=== Supplied records ===
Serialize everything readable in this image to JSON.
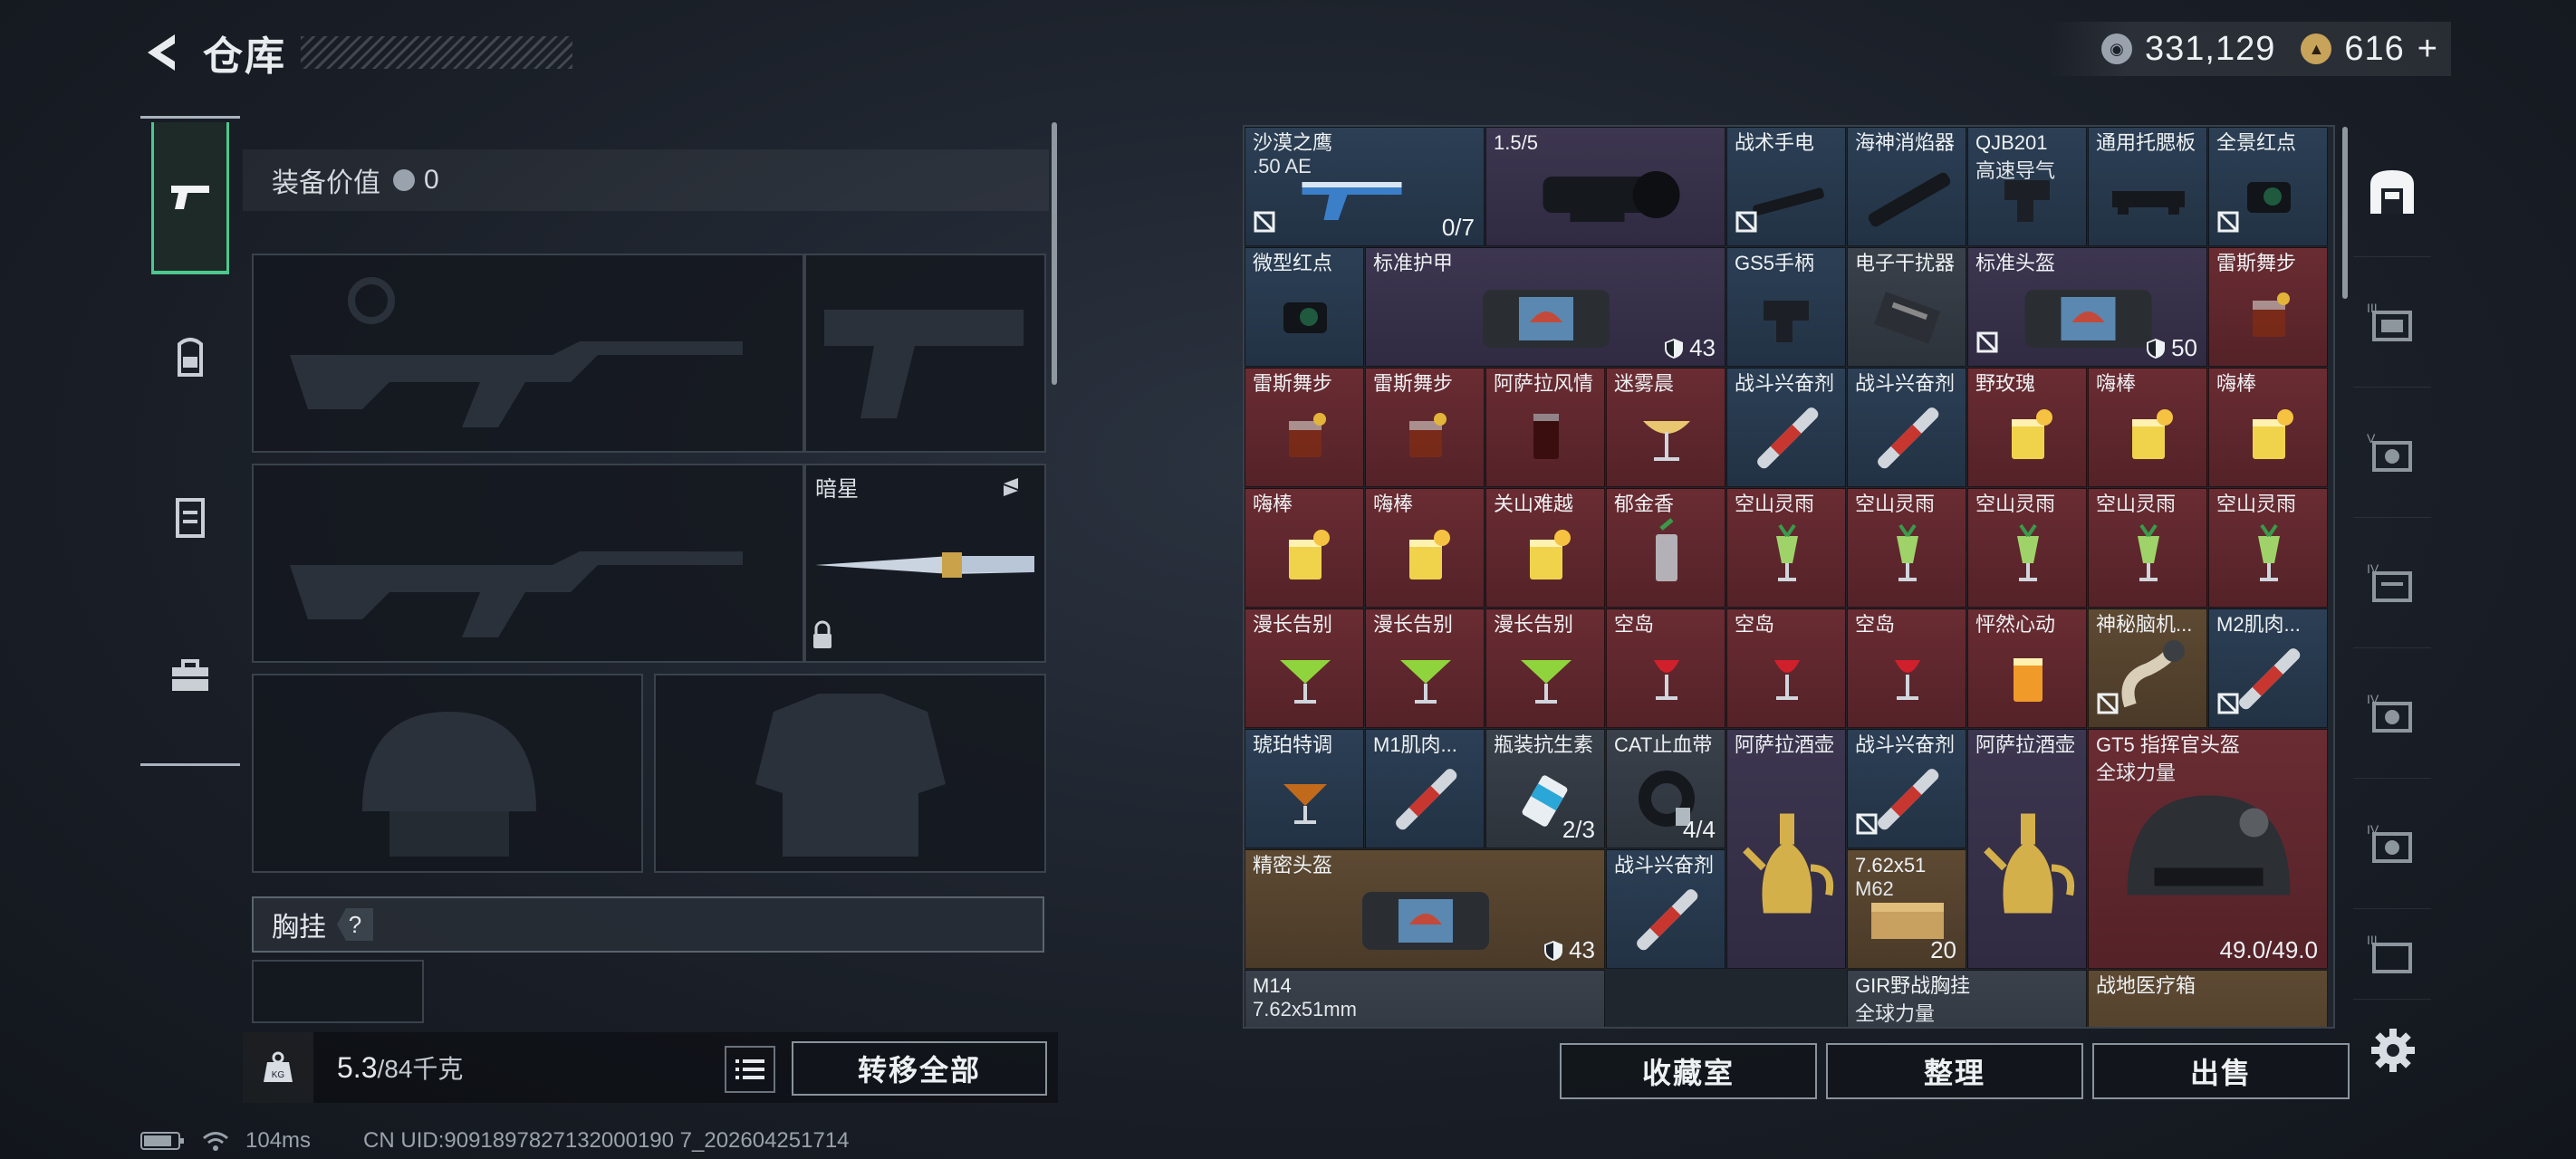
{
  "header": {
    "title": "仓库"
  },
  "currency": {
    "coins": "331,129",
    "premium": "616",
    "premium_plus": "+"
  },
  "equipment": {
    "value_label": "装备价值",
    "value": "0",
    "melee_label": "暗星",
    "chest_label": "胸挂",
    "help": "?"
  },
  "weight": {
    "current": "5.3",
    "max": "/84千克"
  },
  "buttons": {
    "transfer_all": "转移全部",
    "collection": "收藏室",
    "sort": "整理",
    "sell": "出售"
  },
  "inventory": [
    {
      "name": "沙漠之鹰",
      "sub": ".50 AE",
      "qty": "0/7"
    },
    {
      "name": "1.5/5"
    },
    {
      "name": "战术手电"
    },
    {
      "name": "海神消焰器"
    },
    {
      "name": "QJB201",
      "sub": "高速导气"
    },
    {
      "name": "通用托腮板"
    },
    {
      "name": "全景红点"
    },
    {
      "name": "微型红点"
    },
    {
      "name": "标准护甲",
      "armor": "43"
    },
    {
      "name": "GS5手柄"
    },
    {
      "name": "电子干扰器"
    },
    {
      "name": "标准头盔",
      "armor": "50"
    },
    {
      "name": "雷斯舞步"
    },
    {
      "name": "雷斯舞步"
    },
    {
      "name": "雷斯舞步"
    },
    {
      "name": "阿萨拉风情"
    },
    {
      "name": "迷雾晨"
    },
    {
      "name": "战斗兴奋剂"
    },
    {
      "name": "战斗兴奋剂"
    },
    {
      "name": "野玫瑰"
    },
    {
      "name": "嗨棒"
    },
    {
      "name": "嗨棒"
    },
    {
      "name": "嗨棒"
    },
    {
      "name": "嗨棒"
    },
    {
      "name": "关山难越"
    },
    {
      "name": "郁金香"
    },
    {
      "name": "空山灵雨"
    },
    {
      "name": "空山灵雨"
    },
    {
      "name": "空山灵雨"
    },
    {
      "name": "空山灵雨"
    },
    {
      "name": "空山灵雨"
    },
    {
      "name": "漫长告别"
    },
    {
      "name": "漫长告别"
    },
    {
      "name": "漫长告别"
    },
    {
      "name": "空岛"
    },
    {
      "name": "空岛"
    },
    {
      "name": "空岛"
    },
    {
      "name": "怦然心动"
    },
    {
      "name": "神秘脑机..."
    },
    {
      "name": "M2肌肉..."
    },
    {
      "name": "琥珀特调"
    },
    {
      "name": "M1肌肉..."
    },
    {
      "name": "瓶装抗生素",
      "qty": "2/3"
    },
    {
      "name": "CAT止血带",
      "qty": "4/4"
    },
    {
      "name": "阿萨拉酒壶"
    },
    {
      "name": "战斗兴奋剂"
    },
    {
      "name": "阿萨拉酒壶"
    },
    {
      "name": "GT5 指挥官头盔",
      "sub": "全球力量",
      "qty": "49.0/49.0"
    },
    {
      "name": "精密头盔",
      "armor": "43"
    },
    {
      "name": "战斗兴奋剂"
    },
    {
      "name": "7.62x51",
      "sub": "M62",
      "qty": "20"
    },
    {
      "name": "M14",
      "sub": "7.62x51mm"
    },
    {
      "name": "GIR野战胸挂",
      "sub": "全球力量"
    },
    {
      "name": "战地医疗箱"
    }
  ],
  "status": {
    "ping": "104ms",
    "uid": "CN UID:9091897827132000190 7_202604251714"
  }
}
===
◆ What you will do:
Print each record exactly as it stands, leaving the images out.

◆ Task solution:
Serialize everything readable in this image to JSON.
{
  "header": {
    "title": "仓库"
  },
  "currency": {
    "coins": "331,129",
    "premium": "616",
    "premium_plus": "+"
  },
  "equipment": {
    "value_label": "装备价值",
    "value": "0",
    "melee_label": "暗星",
    "chest_label": "胸挂",
    "help": "?"
  },
  "weight": {
    "current": "5.3",
    "max": "/84千克"
  },
  "buttons": {
    "transfer_all": "转移全部",
    "collection": "收藏室",
    "sort": "整理",
    "sell": "出售"
  },
  "inventory": [
    {
      "name": "沙漠之鹰",
      "sub": ".50 AE",
      "qty": "0/7"
    },
    {
      "name": "1.5/5"
    },
    {
      "name": "战术手电"
    },
    {
      "name": "海神消焰器"
    },
    {
      "name": "QJB201",
      "sub": "高速导气"
    },
    {
      "name": "通用托腮板"
    },
    {
      "name": "全景红点"
    },
    {
      "name": "微型红点"
    },
    {
      "name": "标准护甲",
      "armor": "43"
    },
    {
      "name": "GS5手柄"
    },
    {
      "name": "电子干扰器"
    },
    {
      "name": "标准头盔",
      "armor": "50"
    },
    {
      "name": "雷斯舞步"
    },
    {
      "name": "雷斯舞步"
    },
    {
      "name": "雷斯舞步"
    },
    {
      "name": "阿萨拉风情"
    },
    {
      "name": "迷雾晨"
    },
    {
      "name": "战斗兴奋剂"
    },
    {
      "name": "战斗兴奋剂"
    },
    {
      "name": "野玫瑰"
    },
    {
      "name": "嗨棒"
    },
    {
      "name": "嗨棒"
    },
    {
      "name": "嗨棒"
    },
    {
      "name": "嗨棒"
    },
    {
      "name": "关山难越"
    },
    {
      "name": "郁金香"
    },
    {
      "name": "空山灵雨"
    },
    {
      "name": "空山灵雨"
    },
    {
      "name": "空山灵雨"
    },
    {
      "name": "空山灵雨"
    },
    {
      "name": "空山灵雨"
    },
    {
      "name": "漫长告别"
    },
    {
      "name": "漫长告别"
    },
    {
      "name": "漫长告别"
    },
    {
      "name": "空岛"
    },
    {
      "name": "空岛"
    },
    {
      "name": "空岛"
    },
    {
      "name": "怦然心动"
    },
    {
      "name": "神秘脑机..."
    },
    {
      "name": "M2肌肉..."
    },
    {
      "name": "琥珀特调"
    },
    {
      "name": "M1肌肉..."
    },
    {
      "name": "瓶装抗生素",
      "qty": "2/3"
    },
    {
      "name": "CAT止血带",
      "qty": "4/4"
    },
    {
      "name": "阿萨拉酒壶"
    },
    {
      "name": "战斗兴奋剂"
    },
    {
      "name": "阿萨拉酒壶"
    },
    {
      "name": "GT5 指挥官头盔",
      "sub": "全球力量",
      "qty": "49.0/49.0"
    },
    {
      "name": "精密头盔",
      "armor": "43"
    },
    {
      "name": "战斗兴奋剂"
    },
    {
      "name": "7.62x51",
      "sub": "M62",
      "qty": "20"
    },
    {
      "name": "M14",
      "sub": "7.62x51mm"
    },
    {
      "name": "GIR野战胸挂",
      "sub": "全球力量"
    },
    {
      "name": "战地医疗箱"
    }
  ],
  "status": {
    "ping": "104ms",
    "uid": "CN UID:9091897827132000190 7_202604251714"
  }
}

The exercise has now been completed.